## start Exercise inputs

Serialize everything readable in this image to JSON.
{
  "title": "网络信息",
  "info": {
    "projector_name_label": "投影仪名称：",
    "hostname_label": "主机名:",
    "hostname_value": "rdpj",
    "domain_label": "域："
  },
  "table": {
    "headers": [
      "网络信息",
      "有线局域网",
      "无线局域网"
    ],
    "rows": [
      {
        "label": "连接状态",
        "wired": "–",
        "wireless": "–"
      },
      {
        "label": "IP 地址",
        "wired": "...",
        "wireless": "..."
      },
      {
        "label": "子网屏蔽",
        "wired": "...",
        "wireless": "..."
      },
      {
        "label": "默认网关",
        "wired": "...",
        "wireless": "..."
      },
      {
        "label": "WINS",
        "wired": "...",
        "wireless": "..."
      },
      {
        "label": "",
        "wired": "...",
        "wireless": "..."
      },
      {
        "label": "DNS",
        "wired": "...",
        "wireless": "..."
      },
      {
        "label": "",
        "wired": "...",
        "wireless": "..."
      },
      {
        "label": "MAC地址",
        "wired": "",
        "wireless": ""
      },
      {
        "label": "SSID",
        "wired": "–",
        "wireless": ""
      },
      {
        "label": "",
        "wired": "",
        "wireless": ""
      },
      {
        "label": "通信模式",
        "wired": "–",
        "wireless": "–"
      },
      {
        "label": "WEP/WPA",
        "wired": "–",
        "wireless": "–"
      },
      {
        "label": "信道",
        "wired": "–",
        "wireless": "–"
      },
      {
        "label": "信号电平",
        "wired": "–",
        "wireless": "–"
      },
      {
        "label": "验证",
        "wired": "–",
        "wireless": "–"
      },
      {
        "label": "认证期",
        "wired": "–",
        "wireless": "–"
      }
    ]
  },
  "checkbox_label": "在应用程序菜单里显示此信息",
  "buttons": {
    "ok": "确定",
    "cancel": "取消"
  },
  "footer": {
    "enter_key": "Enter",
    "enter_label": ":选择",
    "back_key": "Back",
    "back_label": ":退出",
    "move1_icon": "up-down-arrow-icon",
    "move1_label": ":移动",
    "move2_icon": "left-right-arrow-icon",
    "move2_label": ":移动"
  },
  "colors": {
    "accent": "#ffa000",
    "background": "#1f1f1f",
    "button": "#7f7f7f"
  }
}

## end Exercise inputs

* [Problem requirements]:
All the entries above need to be reproduced exactly.

* [Full output]:
Serialize everything readable in this image to JSON.
{
  "title": "网络信息",
  "info": {
    "projector_name_label": "投影仪名称：",
    "hostname_label": "主机名:",
    "hostname_value": "rdpj",
    "domain_label": "域："
  },
  "table": {
    "headers": [
      "网络信息",
      "有线局域网",
      "无线局域网"
    ],
    "rows": [
      {
        "label": "连接状态",
        "wired": "–",
        "wireless": "–"
      },
      {
        "label": "IP 地址",
        "wired": "...",
        "wireless": "..."
      },
      {
        "label": "子网屏蔽",
        "wired": "...",
        "wireless": "..."
      },
      {
        "label": "默认网关",
        "wired": "...",
        "wireless": "..."
      },
      {
        "label": "WINS",
        "wired": "...",
        "wireless": "..."
      },
      {
        "label": "",
        "wired": "...",
        "wireless": "..."
      },
      {
        "label": "DNS",
        "wired": "...",
        "wireless": "..."
      },
      {
        "label": "",
        "wired": "...",
        "wireless": "..."
      },
      {
        "label": "MAC地址",
        "wired": "",
        "wireless": ""
      },
      {
        "label": "SSID",
        "wired": "–",
        "wireless": ""
      },
      {
        "label": "",
        "wired": "",
        "wireless": ""
      },
      {
        "label": "通信模式",
        "wired": "–",
        "wireless": "–"
      },
      {
        "label": "WEP/WPA",
        "wired": "–",
        "wireless": "–"
      },
      {
        "label": "信道",
        "wired": "–",
        "wireless": "–"
      },
      {
        "label": "信号电平",
        "wired": "–",
        "wireless": "–"
      },
      {
        "label": "验证",
        "wired": "–",
        "wireless": "–"
      },
      {
        "label": "认证期",
        "wired": "–",
        "wireless": "–"
      }
    ]
  },
  "checkbox_label": "在应用程序菜单里显示此信息",
  "buttons": {
    "ok": "确定",
    "cancel": "取消"
  },
  "footer": {
    "enter_key": "Enter",
    "enter_label": ":选择",
    "back_key": "Back",
    "back_label": ":退出",
    "move1_icon": "up-down-arrow-icon",
    "move1_label": ":移动",
    "move2_icon": "left-right-arrow-icon",
    "move2_label": ":移动"
  },
  "colors": {
    "accent": "#ffa000",
    "background": "#1f1f1f",
    "button": "#7f7f7f"
  }
}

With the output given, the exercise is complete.